Written task => Print every entry, word for word, and skip the images.

Records supplied =>
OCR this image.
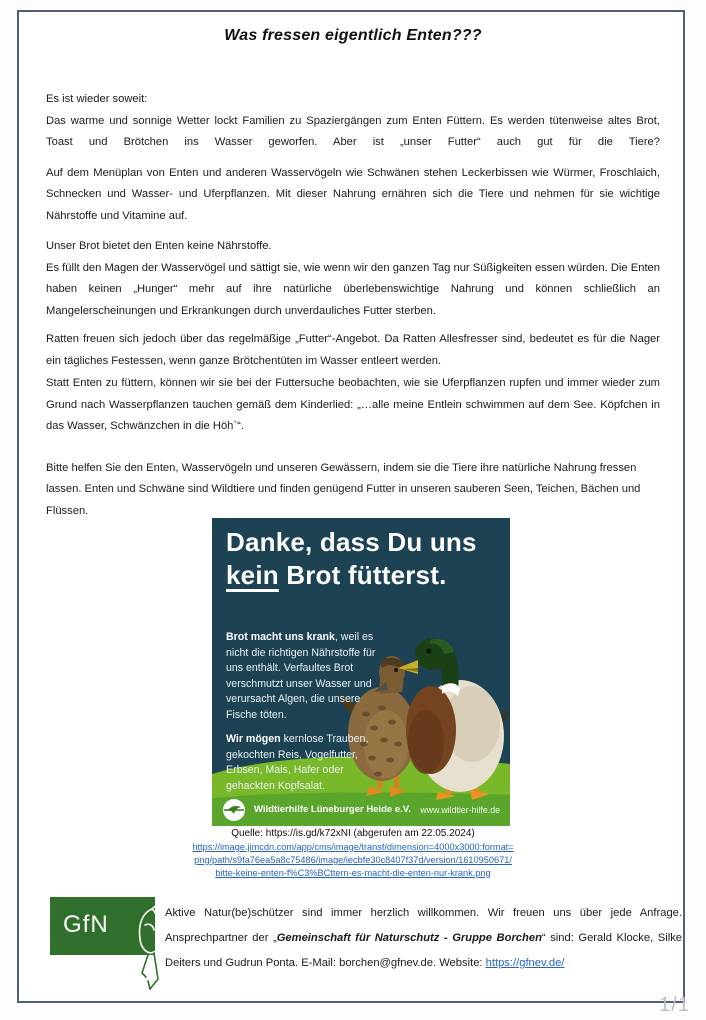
Was fressen eigentlich Enten???

Es ist wieder soweit:

Das warme und sonnige Wetter lockt Familien zu Spaziergängen zum Enten Füttern. Es werden tütenweise altes Brot, Toast und Brötchen ins Wasser geworfen. Aber ist „unser Futter“ auch gut für die Tiere?

Auf dem Menüplan von Enten und anderen Wasservögeln wie Schwänen stehen Leckerbissen wie Würmer, Froschlaich, Schnecken und Wasser- und Uferpflanzen. Mit dieser Nahrung ernähren sich die Tiere und nehmen für sie wichtige Nährstoffe und Vitamine auf.

Unser Brot bietet den Enten keine Nährstoffe.

Es füllt den Magen der Wasservögel und sättigt sie, wie wenn wir den ganzen Tag nur Süßigkeiten essen würden. Die Enten haben keinen „Hunger“ mehr auf ihre natürliche überlebenswichtige Nahrung und können schließlich an Mangelerscheinungen und Erkrankungen durch unverdauliches Futter sterben.

Ratten freuen sich jedoch über das regelmäßige „Futter“-Angebot. Da Ratten Allesfresser sind, bedeutet es für die Nager ein tägliches Festessen, wenn ganze Brötchentüten im Wasser entleert werden.

Statt Enten zu füttern, können wir sie bei der Futtersuche beobachten, wie sie Uferpflanzen rupfen und immer wieder zum Grund nach Wasserpflanzen tauchen gemäß dem Kinderlied: „…alle meine Entlein schwimmen auf dem See. Köpfchen in das Wasser, Schwänzchen in die Höh`“.

Bitte helfen Sie den Enten, Wasservögeln und unseren Gewässern, indem sie die Tiere ihre natürliche Nahrung fressen lassen. Enten und Schwäne sind Wildtiere und finden genügend Futter in unseren sauberen Seen, Teichen, Bächen und Flüssen.

Danke, dass Du uns
kein Brot fütterst.

Brot macht uns krank, weil es nicht die richtigen Nährstoffe für uns enthält. Verfaultes Brot verschmutzt unser Wasser und verursacht Algen, die unsere Fische töten.

Wir mögen kernlose Trauben, gekochten Reis, Vogelfutter, Erbsen, Mais, Hafer oder gehackten Kopfsalat.

Wildtierhilfe Lüneburger Heide e.V. www.wildtier-hilfe.de

Quelle: https://is.gd/k72xNI (abgerufen am 22.05.2024)

https://image.jimcdn.com/app/cms/image/transf/dimension=4000x3000:format=
png/path/s9fa76ea5a8c75486/image/iecbfe30c8407f37d/version/1610950671/
bitte-keine-enten-f%C3%BCttern-es-macht-die-enten-nur-krank.png
GfN	Aktive Natur(be)schützer sind immer herzlich willkommen. Wir freuen uns über jede Anfrage. Ansprechpartner der „Gemeinschaft für Naturschutz - Gruppe Borchen“ sind: Gerald Klocke, Silke Deiters und Gudrun Ponta. E-Mail: borchen@gfnev.de. Website: https://gfnev.de/

1/1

Reply to the exercise =>
OCR this image.
Was fressen eigentlich Enten???

Es ist wieder soweit:

Das warme und sonnige Wetter lockt Familien zu Spaziergängen zum Enten Füttern. Es werden tütenweise altes Brot, Toast und Brötchen ins Wasser geworfen. Aber ist „unser Futter“ auch gut für die Tiere?

Auf dem Menüplan von Enten und anderen Wasservögeln wie Schwänen stehen Leckerbissen wie Würmer, Froschlaich, Schnecken und Wasser- und Uferpflanzen. Mit dieser Nahrung ernähren sich die Tiere und nehmen für sie wichtige Nährstoffe und Vitamine auf.

Unser Brot bietet den Enten keine Nährstoffe.

Es füllt den Magen der Wasservögel und sättigt sie, wie wenn wir den ganzen Tag nur Süßigkeiten essen würden. Die Enten haben keinen „Hunger“ mehr auf ihre natürliche überlebenswichtige Nahrung und können schließlich an Mangelerscheinungen und Erkrankungen durch unverdauliches Futter sterben.

Ratten freuen sich jedoch über das regelmäßige „Futter“-Angebot. Da Ratten Allesfresser sind, bedeutet es für die Nager ein tägliches Festessen, wenn ganze Brötchentüten im Wasser entleert werden.

Statt Enten zu füttern, können wir sie bei der Futtersuche beobachten, wie sie Uferpflanzen rupfen und immer wieder zum Grund nach Wasserpflanzen tauchen gemäß dem Kinderlied: „…alle meine Entlein schwimmen auf dem See. Köpfchen in das Wasser, Schwänzchen in die Höh`“.

Bitte helfen Sie den Enten, Wasservögeln und unseren Gewässern, indem sie die Tiere ihre natürliche Nahrung fressen lassen. Enten und Schwäne sind Wildtiere und finden genügend Futter in unseren sauberen Seen, Teichen, Bächen und Flüssen.

Danke, dass Du uns
kein Brot fütterst.

Brot macht uns krank, weil es nicht die richtigen Nährstoffe für uns enthält. Verfaultes Brot verschmutzt unser Wasser und verursacht Algen, die unsere Fische töten.

Wir mögen kernlose Trauben, gekochten Reis, Vogelfutter, Erbsen, Mais, Hafer oder gehackten Kopfsalat.

Wildtierhilfe Lüneburger Heide e.V. www.wildtier-hilfe.de

Quelle: https://is.gd/k72xNI (abgerufen am 22.05.2024)

https://image.jimcdn.com/app/cms/image/transf/dimension=4000x3000:format=
png/path/s9fa76ea5a8c75486/image/iecbfe30c8407f37d/version/1610950671/
bitte-keine-enten-f%C3%BCttern-es-macht-die-enten-nur-krank.png
GfN	Aktive Natur(be)schützer sind immer herzlich willkommen. Wir freuen uns über jede Anfrage. Ansprechpartner der „Gemeinschaft für Naturschutz - Gruppe Borchen“ sind: Gerald Klocke, Silke Deiters und Gudrun Ponta. E-Mail: borchen@gfnev.de. Website: https://gfnev.de/

1/1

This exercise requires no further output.